[Recorded data]
________________________

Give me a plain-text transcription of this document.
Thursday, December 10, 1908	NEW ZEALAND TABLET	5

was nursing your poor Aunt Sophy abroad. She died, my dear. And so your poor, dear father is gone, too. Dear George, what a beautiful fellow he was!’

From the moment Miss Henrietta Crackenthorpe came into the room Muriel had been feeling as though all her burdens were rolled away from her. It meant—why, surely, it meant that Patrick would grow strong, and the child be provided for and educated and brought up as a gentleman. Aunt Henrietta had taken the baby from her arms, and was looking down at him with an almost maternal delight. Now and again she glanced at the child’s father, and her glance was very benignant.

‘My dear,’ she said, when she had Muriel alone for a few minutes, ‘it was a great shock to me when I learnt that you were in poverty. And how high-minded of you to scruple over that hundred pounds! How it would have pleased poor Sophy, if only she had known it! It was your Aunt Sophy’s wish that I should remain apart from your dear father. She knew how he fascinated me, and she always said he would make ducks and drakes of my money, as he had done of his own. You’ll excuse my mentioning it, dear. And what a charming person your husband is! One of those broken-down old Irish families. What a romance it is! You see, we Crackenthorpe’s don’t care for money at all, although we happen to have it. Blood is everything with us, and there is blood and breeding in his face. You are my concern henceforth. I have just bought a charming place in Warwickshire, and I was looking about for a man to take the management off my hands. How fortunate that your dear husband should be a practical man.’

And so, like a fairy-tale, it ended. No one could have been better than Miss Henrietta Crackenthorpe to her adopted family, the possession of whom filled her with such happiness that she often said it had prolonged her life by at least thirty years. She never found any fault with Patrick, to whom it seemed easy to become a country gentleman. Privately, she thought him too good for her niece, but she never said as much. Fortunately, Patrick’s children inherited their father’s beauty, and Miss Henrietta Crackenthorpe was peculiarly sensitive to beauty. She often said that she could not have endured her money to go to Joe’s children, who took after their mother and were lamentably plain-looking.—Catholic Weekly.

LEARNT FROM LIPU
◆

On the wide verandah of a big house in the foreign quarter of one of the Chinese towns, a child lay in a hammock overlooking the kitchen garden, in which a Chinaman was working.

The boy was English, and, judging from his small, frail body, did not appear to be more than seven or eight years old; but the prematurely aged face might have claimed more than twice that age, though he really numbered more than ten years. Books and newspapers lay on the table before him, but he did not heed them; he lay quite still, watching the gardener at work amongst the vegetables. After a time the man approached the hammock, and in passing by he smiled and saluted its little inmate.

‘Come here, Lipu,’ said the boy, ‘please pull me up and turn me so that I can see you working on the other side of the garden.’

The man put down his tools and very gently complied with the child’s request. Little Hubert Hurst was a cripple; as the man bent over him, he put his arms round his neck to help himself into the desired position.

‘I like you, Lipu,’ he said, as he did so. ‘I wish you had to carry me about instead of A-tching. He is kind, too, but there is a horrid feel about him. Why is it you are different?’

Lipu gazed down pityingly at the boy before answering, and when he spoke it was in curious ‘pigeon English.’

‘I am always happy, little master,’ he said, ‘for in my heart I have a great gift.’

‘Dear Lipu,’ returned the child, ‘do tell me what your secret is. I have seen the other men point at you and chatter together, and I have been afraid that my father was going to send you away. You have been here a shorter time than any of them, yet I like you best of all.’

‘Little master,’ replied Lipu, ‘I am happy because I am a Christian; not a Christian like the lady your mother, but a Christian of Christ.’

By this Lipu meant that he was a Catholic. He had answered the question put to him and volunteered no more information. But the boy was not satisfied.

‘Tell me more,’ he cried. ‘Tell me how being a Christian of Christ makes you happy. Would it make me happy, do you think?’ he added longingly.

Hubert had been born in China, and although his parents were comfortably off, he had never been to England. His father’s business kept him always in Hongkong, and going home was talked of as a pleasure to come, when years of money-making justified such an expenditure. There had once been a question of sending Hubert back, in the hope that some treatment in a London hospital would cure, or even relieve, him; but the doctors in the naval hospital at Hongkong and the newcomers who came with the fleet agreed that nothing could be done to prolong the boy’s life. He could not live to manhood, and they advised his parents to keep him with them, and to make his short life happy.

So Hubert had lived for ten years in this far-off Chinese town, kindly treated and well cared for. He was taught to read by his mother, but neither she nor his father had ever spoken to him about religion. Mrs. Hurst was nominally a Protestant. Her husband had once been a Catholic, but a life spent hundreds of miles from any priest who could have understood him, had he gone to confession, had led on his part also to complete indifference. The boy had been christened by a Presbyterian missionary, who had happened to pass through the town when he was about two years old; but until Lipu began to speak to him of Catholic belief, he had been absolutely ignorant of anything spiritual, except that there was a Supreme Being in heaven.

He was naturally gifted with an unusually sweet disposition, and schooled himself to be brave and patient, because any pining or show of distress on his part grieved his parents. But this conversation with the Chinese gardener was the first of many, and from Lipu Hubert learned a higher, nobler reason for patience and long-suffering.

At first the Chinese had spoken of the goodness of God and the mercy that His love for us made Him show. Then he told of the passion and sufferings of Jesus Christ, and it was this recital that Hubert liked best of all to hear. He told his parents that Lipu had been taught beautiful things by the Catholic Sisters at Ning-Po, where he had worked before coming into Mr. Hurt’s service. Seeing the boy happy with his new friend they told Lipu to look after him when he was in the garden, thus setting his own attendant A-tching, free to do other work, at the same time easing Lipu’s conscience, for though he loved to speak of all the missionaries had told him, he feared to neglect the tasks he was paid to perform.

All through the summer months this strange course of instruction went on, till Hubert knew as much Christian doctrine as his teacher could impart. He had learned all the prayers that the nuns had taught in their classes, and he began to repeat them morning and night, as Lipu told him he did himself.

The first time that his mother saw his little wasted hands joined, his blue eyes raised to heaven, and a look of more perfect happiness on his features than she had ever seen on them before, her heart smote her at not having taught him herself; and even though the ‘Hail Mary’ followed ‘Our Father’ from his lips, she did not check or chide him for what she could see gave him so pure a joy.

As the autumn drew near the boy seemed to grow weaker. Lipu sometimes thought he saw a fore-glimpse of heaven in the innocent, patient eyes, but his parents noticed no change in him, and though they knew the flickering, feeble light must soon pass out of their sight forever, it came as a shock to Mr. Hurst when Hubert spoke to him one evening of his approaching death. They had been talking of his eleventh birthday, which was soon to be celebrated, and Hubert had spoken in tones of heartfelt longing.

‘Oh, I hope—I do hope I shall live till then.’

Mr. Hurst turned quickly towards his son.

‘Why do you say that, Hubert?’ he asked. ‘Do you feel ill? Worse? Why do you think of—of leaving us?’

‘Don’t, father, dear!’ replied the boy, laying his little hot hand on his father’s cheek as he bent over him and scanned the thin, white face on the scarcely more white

________________________

[Your goal] Every line above should be retyped exactly as given.

[Exercise response]
Give me a plain-text transcription of this document.
Thursday, December 10, 1908	NEW ZEALAND TABLET	5

was nursing your poor Aunt Sophy abroad. She died, my dear. And so your poor, dear father is gone, too. Dear George, what a beautiful fellow he was!’

From the moment Miss Henrietta Crackenthorpe came into the room Muriel had been feeling as though all her burdens were rolled away from her. It meant—why, surely, it meant that Patrick would grow strong, and the child be provided for and educated and brought up as a gentleman. Aunt Henrietta had taken the baby from her arms, and was looking down at him with an almost maternal delight. Now and again she glanced at the child’s father, and her glance was very benignant.

‘My dear,’ she said, when she had Muriel alone for a few minutes, ‘it was a great shock to me when I learnt that you were in poverty. And how high-minded of you to scruple over that hundred pounds! How it would have pleased poor Sophy, if only she had known it! It was your Aunt Sophy’s wish that I should remain apart from your dear father. She knew how he fascinated me, and she always said he would make ducks and drakes of my money, as he had done of his own. You’ll excuse my mentioning it, dear. And what a charming person your husband is! One of those broken-down old Irish families. What a romance it is! You see, we Crackenthorpe’s don’t care for money at all, although we happen to have it. Blood is everything with us, and there is blood and breeding in his face. You are my concern henceforth. I have just bought a charming place in Warwickshire, and I was looking about for a man to take the management off my hands. How fortunate that your dear husband should be a practical man.’

And so, like a fairy-tale, it ended. No one could have been better than Miss Henrietta Crackenthorpe to her adopted family, the possession of whom filled her with such happiness that she often said it had prolonged her life by at least thirty years. She never found any fault with Patrick, to whom it seemed easy to become a country gentleman. Privately, she thought him too good for her niece, but she never said as much. Fortunately, Patrick’s children inherited their father’s beauty, and Miss Henrietta Crackenthorpe was peculiarly sensitive to beauty. She often said that she could not have endured her money to go to Joe’s children, who took after their mother and were lamentably plain-looking.—Catholic Weekly.

LEARNT FROM LIPU
◆

On the wide verandah of a big house in the foreign quarter of one of the Chinese towns, a child lay in a hammock overlooking the kitchen garden, in which a Chinaman was working.

The boy was English, and, judging from his small, frail body, did not appear to be more than seven or eight years old; but the prematurely aged face might have claimed more than twice that age, though he really numbered more than ten years. Books and newspapers lay on the table before him, but he did not heed them; he lay quite still, watching the gardener at work amongst the vegetables. After a time the man approached the hammock, and in passing by he smiled and saluted its little inmate.

‘Come here, Lipu,’ said the boy, ‘please pull me up and turn me so that I can see you working on the other side of the garden.’

The man put down his tools and very gently complied with the child’s request. Little Hubert Hurst was a cripple; as the man bent over him, he put his arms round his neck to help himself into the desired position.

‘I like you, Lipu,’ he said, as he did so. ‘I wish you had to carry me about instead of A-tching. He is kind, too, but there is a horrid feel about him. Why is it you are different?’

Lipu gazed down pityingly at the boy before answering, and when he spoke it was in curious ‘pigeon English.’

‘I am always happy, little master,’ he said, ‘for in my heart I have a great gift.’

‘Dear Lipu,’ returned the child, ‘do tell me what your secret is. I have seen the other men point at you and chatter together, and I have been afraid that my father was going to send you away. You have been here a shorter time than any of them, yet I like you best of all.’

‘Little master,’ replied Lipu, ‘I am happy because I am a Christian; not a Christian like the lady your mother, but a Christian of Christ.’

By this Lipu meant that he was a Catholic. He had answered the question put to him and volunteered no more information. But the boy was not satisfied.

‘Tell me more,’ he cried. ‘Tell me how being a Christian of Christ makes you happy. Would it make me happy, do you think?’ he added longingly.

Hubert had been born in China, and although his parents were comfortably off, he had never been to England. His father’s business kept him always in Hongkong, and going home was talked of as a pleasure to come, when years of money-making justified such an expenditure. There had once been a question of sending Hubert back, in the hope that some treatment in a London hospital would cure, or even relieve, him; but the doctors in the naval hospital at Hongkong and the newcomers who came with the fleet agreed that nothing could be done to prolong the boy’s life. He could not live to manhood, and they advised his parents to keep him with them, and to make his short life happy.

So Hubert had lived for ten years in this far-off Chinese town, kindly treated and well cared for. He was taught to read by his mother, but neither she nor his father had ever spoken to him about religion. Mrs. Hurst was nominally a Protestant. Her husband had once been a Catholic, but a life spent hundreds of miles from any priest who could have understood him, had he gone to confession, had led on his part also to complete indifference. The boy had been christened by a Presbyterian missionary, who had happened to pass through the town when he was about two years old; but until Lipu began to speak to him of Catholic belief, he had been absolutely ignorant of anything spiritual, except that there was a Supreme Being in heaven.

He was naturally gifted with an unusually sweet disposition, and schooled himself to be brave and patient, because any pining or show of distress on his part grieved his parents. But this conversation with the Chinese gardener was the first of many, and from Lipu Hubert learned a higher, nobler reason for patience and long-suffering.

At first the Chinese had spoken of the goodness of God and the mercy that His love for us made Him show. Then he told of the passion and sufferings of Jesus Christ, and it was this recital that Hubert liked best of all to hear. He told his parents that Lipu had been taught beautiful things by the Catholic Sisters at Ning-Po, where he had worked before coming into Mr. Hurt’s service. Seeing the boy happy with his new friend they told Lipu to look after him when he was in the garden, thus setting his own attendant A-tching, free to do other work, at the same time easing Lipu’s conscience, for though he loved to speak of all the missionaries had told him, he feared to neglect the tasks he was paid to perform.

All through the summer months this strange course of instruction went on, till Hubert knew as much Christian doctrine as his teacher could impart. He had learned all the prayers that the nuns had taught in their classes, and he began to repeat them morning and night, as Lipu told him he did himself.

The first time that his mother saw his little wasted hands joined, his blue eyes raised to heaven, and a look of more perfect happiness on his features than she had ever seen on them before, her heart smote her at not having taught him herself; and even though the ‘Hail Mary’ followed ‘Our Father’ from his lips, she did not check or chide him for what she could see gave him so pure a joy.

As the autumn drew near the boy seemed to grow weaker. Lipu sometimes thought he saw a fore-glimpse of heaven in the innocent, patient eyes, but his parents noticed no change in him, and though they knew the flickering, feeble light must soon pass out of their sight forever, it came as a shock to Mr. Hurst when Hubert spoke to him one evening of his approaching death. They had been talking of his eleventh birthday, which was soon to be celebrated, and Hubert had spoken in tones of heartfelt longing.

‘Oh, I hope—I do hope I shall live till then.’

Mr. Hurst turned quickly towards his son.

‘Why do you say that, Hubert?’ he asked. ‘Do you feel ill? Worse? Why do you think of—of leaving us?’

‘Don’t, father, dear!’ replied the boy, laying his little hot hand on his father’s cheek as he bent over him and scanned the thin, white face on the scarcely more white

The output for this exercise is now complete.